● **Directions**
Skip the pictures. Copy all the rest of the records down exactly.

┏━━

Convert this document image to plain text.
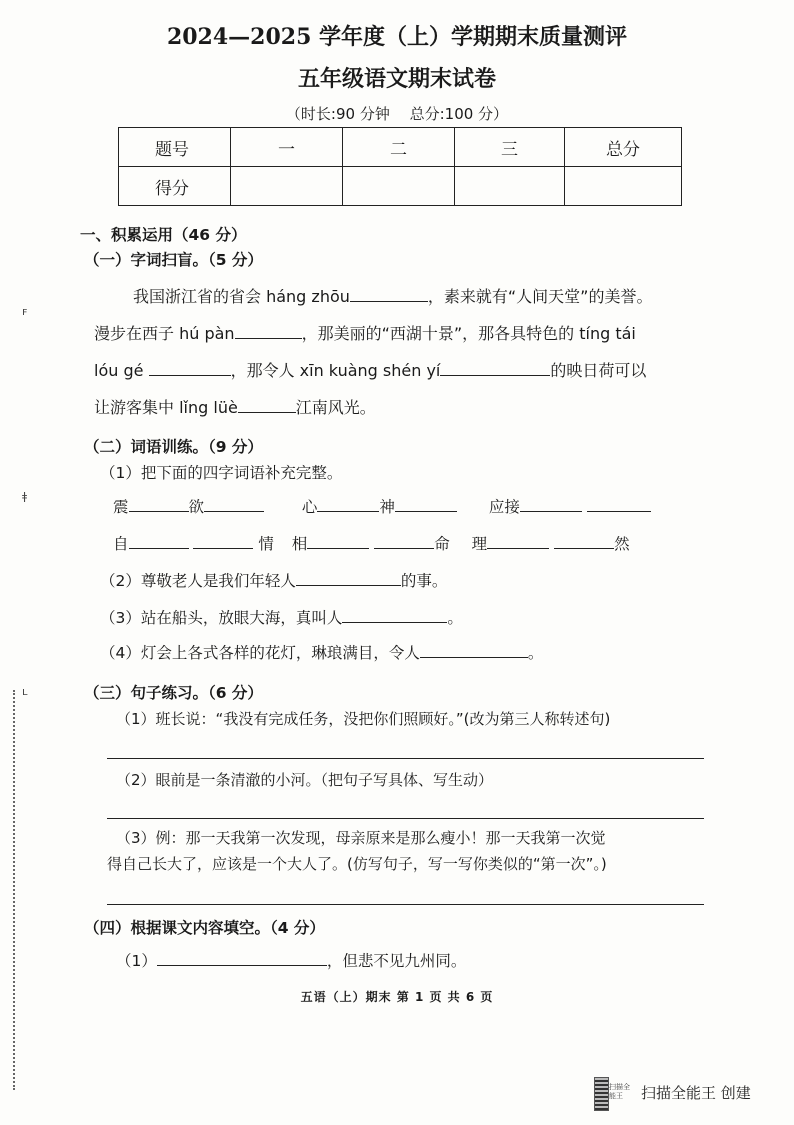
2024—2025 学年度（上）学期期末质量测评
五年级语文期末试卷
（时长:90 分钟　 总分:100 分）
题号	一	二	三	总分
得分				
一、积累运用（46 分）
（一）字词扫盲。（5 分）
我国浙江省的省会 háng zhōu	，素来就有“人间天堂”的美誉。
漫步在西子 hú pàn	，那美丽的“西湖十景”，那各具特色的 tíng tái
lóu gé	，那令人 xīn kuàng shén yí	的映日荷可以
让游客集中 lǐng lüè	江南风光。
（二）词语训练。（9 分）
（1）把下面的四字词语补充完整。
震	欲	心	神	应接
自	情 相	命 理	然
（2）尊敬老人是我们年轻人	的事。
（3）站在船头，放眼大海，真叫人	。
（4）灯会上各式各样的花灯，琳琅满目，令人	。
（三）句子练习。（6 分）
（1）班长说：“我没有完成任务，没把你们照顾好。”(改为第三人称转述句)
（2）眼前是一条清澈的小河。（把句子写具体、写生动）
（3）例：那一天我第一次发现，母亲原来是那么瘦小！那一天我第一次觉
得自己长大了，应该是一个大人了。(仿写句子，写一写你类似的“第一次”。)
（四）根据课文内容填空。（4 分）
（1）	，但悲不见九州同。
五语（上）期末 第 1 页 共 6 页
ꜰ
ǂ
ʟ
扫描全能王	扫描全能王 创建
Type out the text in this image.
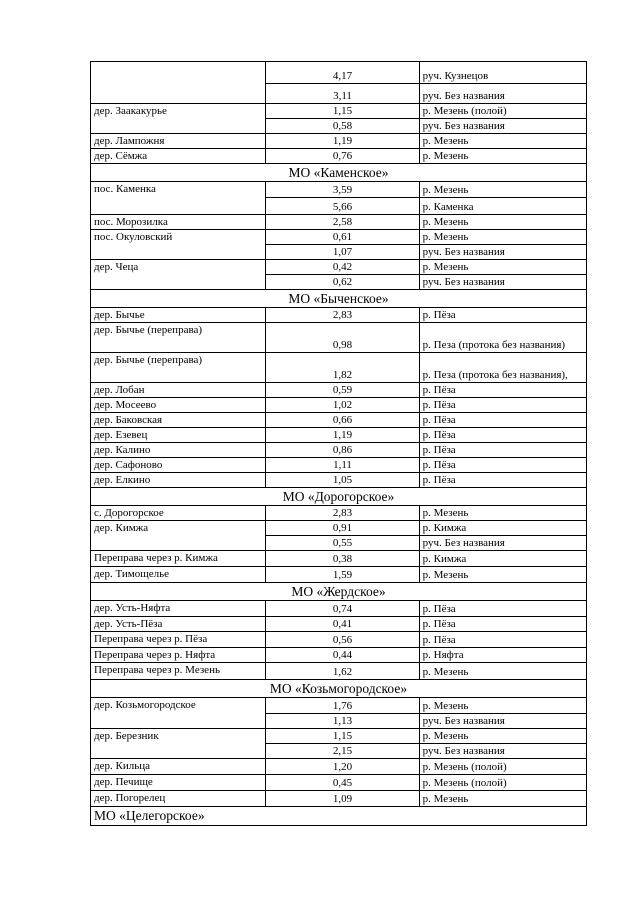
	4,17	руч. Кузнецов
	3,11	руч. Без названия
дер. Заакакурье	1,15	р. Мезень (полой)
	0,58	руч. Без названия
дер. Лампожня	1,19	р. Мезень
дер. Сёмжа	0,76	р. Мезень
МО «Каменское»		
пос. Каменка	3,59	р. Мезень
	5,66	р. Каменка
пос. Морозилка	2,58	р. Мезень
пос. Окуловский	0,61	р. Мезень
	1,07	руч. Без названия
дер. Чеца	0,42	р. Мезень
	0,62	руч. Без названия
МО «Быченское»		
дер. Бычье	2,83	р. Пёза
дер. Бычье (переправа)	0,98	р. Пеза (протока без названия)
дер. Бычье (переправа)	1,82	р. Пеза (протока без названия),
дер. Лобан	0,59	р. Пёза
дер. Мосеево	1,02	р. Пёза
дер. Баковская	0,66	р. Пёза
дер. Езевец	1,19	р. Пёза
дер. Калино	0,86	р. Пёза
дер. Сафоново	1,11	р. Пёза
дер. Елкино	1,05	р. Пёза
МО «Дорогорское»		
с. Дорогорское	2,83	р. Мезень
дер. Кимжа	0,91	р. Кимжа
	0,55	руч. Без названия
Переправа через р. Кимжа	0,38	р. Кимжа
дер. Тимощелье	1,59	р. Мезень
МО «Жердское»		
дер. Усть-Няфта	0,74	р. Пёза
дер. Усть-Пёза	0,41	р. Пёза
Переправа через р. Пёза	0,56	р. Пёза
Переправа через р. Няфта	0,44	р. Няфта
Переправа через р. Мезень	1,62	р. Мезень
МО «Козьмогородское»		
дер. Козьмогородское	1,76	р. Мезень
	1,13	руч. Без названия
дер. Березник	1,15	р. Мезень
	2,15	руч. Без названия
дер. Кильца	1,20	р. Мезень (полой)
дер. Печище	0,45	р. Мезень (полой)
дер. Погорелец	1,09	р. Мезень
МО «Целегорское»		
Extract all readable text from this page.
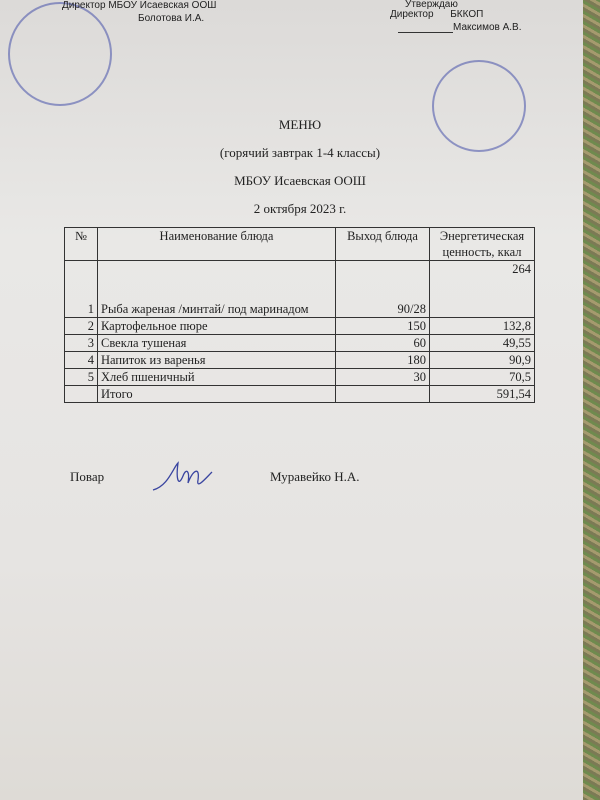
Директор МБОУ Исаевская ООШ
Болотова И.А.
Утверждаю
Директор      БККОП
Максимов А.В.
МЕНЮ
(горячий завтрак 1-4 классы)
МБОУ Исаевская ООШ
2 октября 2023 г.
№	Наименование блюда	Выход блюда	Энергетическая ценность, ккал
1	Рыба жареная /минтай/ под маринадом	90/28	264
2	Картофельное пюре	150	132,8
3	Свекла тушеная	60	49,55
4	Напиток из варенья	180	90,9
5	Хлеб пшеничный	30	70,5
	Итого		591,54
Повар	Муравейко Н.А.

┗━━

● **Response**
Convert this document image to plain text.
2024—2025 学年度（上）学期期末质量测评
五年级语文期末试卷
（时长:90 分钟　 总分:100 分）
题号	一	二	三	总分
得分				
一、积累运用（46 分）
（一）字词扫盲。（5 分）
我国浙江省的省会 háng zhōu	，素来就有“人间天堂”的美誉。
漫步在西子 hú pàn	，那美丽的“西湖十景”，那各具特色的 tíng tái
lóu gé	，那令人 xīn kuàng shén yí	的映日荷可以
让游客集中 lǐng lüè	江南风光。
（二）词语训练。（9 分）
（1）把下面的四字词语补充完整。
震	欲	心	神	应接
自	情 相	命 理	然
（2）尊敬老人是我们年轻人	的事。
（3）站在船头，放眼大海，真叫人	。
（4）灯会上各式各样的花灯，琳琅满目，令人	。
（三）句子练习。（6 分）
（1）班长说：“我没有完成任务，没把你们照顾好。”(改为第三人称转述句)
（2）眼前是一条清澈的小河。（把句子写具体、写生动）
（3）例：那一天我第一次发现，母亲原来是那么瘦小！那一天我第一次觉
得自己长大了，应该是一个大人了。(仿写句子，写一写你类似的“第一次”。)
（四）根据课文内容填空。（4 分）
（1）	，但悲不见九州同。
五语（上）期末 第 1 页 共 6 页
ꜰ
ǂ
ʟ
扫描全能王	扫描全能王 创建
Type out the text in this image.
	4,17	руч. Кузнецов
	3,11	руч. Без названия
дер. Заакакурье	1,15	р. Мезень (полой)
	0,58	руч. Без названия
дер. Лампожня	1,19	р. Мезень
дер. Сёмжа	0,76	р. Мезень
МО «Каменское»		
пос. Каменка	3,59	р. Мезень
	5,66	р. Каменка
пос. Морозилка	2,58	р. Мезень
пос. Окуловский	0,61	р. Мезень
	1,07	руч. Без названия
дер. Чеца	0,42	р. Мезень
	0,62	руч. Без названия
МО «Быченское»		
дер. Бычье	2,83	р. Пёза
дер. Бычье (переправа)	0,98	р. Пеза (протока без названия)
дер. Бычье (переправа)	1,82	р. Пеза (протока без названия),
дер. Лобан	0,59	р. Пёза
дер. Мосеево	1,02	р. Пёза
дер. Баковская	0,66	р. Пёза
дер. Езевец	1,19	р. Пёза
дер. Калино	0,86	р. Пёза
дер. Сафоново	1,11	р. Пёза
дер. Елкино	1,05	р. Пёза
МО «Дорогорское»		
с. Дорогорское	2,83	р. Мезень
дер. Кимжа	0,91	р. Кимжа
	0,55	руч. Без названия
Переправа через р. Кимжа	0,38	р. Кимжа
дер. Тимощелье	1,59	р. Мезень
МО «Жердское»		
дер. Усть-Няфта	0,74	р. Пёза
дер. Усть-Пёза	0,41	р. Пёза
Переправа через р. Пёза	0,56	р. Пёза
Переправа через р. Няфта	0,44	р. Няфта
Переправа через р. Мезень	1,62	р. Мезень
МО «Козьмогородское»		
дер. Козьмогородское	1,76	р. Мезень
	1,13	руч. Без названия
дер. Березник	1,15	р. Мезень
	2,15	руч. Без названия
дер. Кильца	1,20	р. Мезень (полой)
дер. Печище	0,45	р. Мезень (полой)
дер. Погорелец	1,09	р. Мезень
МО «Целегорское»		
Extract all readable text from this page.
Директор МБОУ Исаевская ООШ
Болотова И.А.
Утверждаю
Директор      БККОП
Максимов А.В.
МЕНЮ
(горячий завтрак 1-4 классы)
МБОУ Исаевская ООШ
2 октября 2023 г.
№	Наименование блюда	Выход блюда	Энергетическая ценность, ккал
1	Рыба жареная /минтай/ под маринадом	90/28	264
2	Картофельное пюре	150	132,8
3	Свекла тушеная	60	49,55
4	Напиток из варенья	180	90,9
5	Хлеб пшеничный	30	70,5
	Итого		591,54
Повар	Муравейко Н.А.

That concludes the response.